▸ **Texto mostrado**:
^^^^^^^^
La política será siempre el campo de batalla en el que los distintos sectores sociales forcejean para imponer sus prioridades. Pero no por ello, debe reducirse a piñatas y revanchas de los ganadores. Lo deseable es que los victoriosos ejecuten políticas equitativas, para que la sociedad funcione armónicamente, y no en medio de la desconfianza y el conflicto. Para ello es necesario que el gobernante trabaje en función del interés general, y no de los intereses estrechos de quienes lo eligieron, así éstos sumen una mayoría.

Las administraciones de Peñalosa, Mockus y Garzón tuvieron énfasis diferentes, y atendieron prioridades distintas. Sin embargo, todas defendieron el interés general por encima de los innumerables grupos de interés que los presionaron y amenazaron, lo que les ganó el reconocimiento como gobernantes justos y honorables. Y con ellos, Bogotá alcanzó un consenso social maravilloso, que estimuló no sólo la confianza pública, sino el mejoramiento social y el crecimiento económico.

No sucedió lo mismo en las recientes elecciones. A Samuel Moreno lo eligió una confederación de intereses particulares, articulada sigilosamente. Los empleados del acueducto y sus familias votaron por Moreno para que elimine la competencia de trabajadores menos costosos que ellos, los transportadores para mantener sus buses transitando por la carrera séptima, los socios del Country para mantener su predio. Y los taxistas, para que Peñalosa no les quitara los taxis, como aseguraba la verdadera propaganda negra.

Para hacer aprobar su reelección, el Presidente impulsó programas asistencialistas y asumió compromisos con los sectores políticos mayoritarios. Reemplazó la gobernabilidad basada en un consenso para enfrentar la violencia y la politiquería, por una soportada en el clientelismo y las prebendas. Familias en acción para sectores populares, rebaja tributaria para los más ricos, y ministerios para los aliados.

 Al Polo le sucedió con Moreno, lo mismo que a Uribe. Desgastada la bandera que lo eligió la primera vez, recurrió al menudeo. A prometer, aun en contravía de los ideales. Comprometiéndose con causas como construir un metro que consumiría los recursos de la inversión social, y no hacer un parque en el Country.
^^^^^^^^
Escribe la continuación del texto sobre la política en Bogotá a partir de su última oración.

Entradas del conjunto de datos
^^^^^^^^
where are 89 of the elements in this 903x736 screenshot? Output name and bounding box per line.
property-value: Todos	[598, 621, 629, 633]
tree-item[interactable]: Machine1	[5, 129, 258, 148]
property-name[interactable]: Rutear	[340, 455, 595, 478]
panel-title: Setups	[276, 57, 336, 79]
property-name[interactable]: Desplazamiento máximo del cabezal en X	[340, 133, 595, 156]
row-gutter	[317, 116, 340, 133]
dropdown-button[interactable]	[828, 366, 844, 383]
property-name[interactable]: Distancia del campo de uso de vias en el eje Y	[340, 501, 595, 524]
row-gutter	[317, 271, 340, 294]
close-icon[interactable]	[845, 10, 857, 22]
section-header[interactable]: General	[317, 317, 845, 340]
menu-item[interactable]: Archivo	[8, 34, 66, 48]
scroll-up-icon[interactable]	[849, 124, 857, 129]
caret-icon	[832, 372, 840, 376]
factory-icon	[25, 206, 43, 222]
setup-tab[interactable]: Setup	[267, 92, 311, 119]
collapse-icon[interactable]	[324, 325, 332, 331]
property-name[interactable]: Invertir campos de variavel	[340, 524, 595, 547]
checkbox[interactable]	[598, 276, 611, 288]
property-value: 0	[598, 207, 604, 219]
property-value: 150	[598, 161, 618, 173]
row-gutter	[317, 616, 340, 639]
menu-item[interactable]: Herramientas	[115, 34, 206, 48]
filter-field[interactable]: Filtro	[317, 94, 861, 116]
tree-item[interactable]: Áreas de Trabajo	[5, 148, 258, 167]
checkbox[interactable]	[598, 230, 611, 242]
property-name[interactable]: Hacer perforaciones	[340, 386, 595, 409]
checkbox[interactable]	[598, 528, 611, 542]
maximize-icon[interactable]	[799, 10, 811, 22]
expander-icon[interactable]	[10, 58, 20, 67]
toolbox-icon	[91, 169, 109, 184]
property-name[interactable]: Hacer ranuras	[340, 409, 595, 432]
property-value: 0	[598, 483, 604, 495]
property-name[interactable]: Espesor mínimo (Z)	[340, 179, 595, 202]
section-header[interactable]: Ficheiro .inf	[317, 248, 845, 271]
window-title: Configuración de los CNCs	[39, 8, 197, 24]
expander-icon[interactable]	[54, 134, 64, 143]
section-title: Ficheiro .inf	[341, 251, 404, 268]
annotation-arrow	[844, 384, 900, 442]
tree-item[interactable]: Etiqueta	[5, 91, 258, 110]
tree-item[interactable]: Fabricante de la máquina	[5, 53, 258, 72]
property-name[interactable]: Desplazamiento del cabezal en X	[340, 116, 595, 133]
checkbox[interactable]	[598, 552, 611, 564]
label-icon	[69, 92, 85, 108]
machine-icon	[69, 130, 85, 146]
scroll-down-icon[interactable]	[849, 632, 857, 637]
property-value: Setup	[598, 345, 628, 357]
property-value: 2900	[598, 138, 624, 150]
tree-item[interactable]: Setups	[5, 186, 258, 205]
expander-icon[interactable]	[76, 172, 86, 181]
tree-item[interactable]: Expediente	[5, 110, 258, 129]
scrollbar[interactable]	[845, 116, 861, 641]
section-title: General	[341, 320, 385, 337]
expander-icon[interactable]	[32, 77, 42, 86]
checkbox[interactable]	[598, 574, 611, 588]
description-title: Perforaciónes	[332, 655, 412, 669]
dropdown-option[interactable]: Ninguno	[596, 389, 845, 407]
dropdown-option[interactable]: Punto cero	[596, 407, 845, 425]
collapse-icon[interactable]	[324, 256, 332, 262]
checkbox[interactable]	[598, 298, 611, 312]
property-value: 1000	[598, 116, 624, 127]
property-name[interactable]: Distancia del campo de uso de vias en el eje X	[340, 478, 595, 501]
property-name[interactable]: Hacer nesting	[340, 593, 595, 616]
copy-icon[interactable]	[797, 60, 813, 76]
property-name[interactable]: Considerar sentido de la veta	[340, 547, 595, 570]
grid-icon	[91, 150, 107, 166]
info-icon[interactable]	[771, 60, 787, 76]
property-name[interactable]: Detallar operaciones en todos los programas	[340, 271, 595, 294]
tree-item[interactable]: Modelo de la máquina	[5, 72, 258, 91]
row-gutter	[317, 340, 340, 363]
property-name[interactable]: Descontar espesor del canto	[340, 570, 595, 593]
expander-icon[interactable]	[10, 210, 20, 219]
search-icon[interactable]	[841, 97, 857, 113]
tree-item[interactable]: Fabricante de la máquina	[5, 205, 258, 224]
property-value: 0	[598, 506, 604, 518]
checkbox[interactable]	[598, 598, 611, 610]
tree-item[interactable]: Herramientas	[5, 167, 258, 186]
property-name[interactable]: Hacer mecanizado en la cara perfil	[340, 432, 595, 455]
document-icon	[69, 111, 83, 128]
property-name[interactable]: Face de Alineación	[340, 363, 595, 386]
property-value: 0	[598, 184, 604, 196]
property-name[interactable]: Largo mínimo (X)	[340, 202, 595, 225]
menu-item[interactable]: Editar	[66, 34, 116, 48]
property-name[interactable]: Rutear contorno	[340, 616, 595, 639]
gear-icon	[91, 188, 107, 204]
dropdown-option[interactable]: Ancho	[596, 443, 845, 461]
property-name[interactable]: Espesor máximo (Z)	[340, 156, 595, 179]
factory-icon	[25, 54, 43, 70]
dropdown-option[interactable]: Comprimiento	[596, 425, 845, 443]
^^^^^^^^
▸ **Resultado obtenido**:
No hay nada malo con favorecer determinados sectores, especialmente los más débiles, como hicieron Garzón en Bogotá y Fajardo en Medellín. Tenían un mandato para hacerlo, porque habían convencido a la ciudadanía de su necesidad y conveniencia. Es decir, promovían el interés general. Pero no es lo mismo ofrecer aumentar impuestos para invertir en la ciudad, como Mockus, que relevar a los propietarios de automóviles de mantener la malla vial, obligando a todos los ciudadanos a hacerlo, como Moreno.

La campaña reeleccionista del Presidente, y el triunfo de la concepción anapista del poder en Bogotá, pueden acentuar la tendencia actual hacia la polarización, en que las minorías feroces se imponen sobre las mayorías silenciosas. Y abrir el partidor de un nuevo populismo, que ya no se limita al discurso, sino que ofrece y reparte los recursos públicos en función del beneficio electoral y no de la conveniencia pública o la realidad fiscal, como en el caso del metro. Una carrera de quien ofrezca más y a más grupos de interés. Premiando al que polariza, y castigando a quien representa sectores mudos de la sociedad, como los niños.

 Samuel Moreno ha demostrado de sobra sus habilidades políticas. Aún no ha arrancado a gobernar y ya tiene contra las cuerdas al Presidente con el metro, como hizo con Peñalosa definiendo la campaña desde antes de que empezara formalmente, entre arrogancia contra simpatía, y entre bolardos contra sensibilidad social. Pero el éxito de su Alcaldía quizás dependa más de su transparencia que de sus rápidos reflejos. De si traiciona  algunos de los intereses particulares que lo eligieron, en beneficio del interés general. De si se comporta más como un funcionario público, que como uno privado.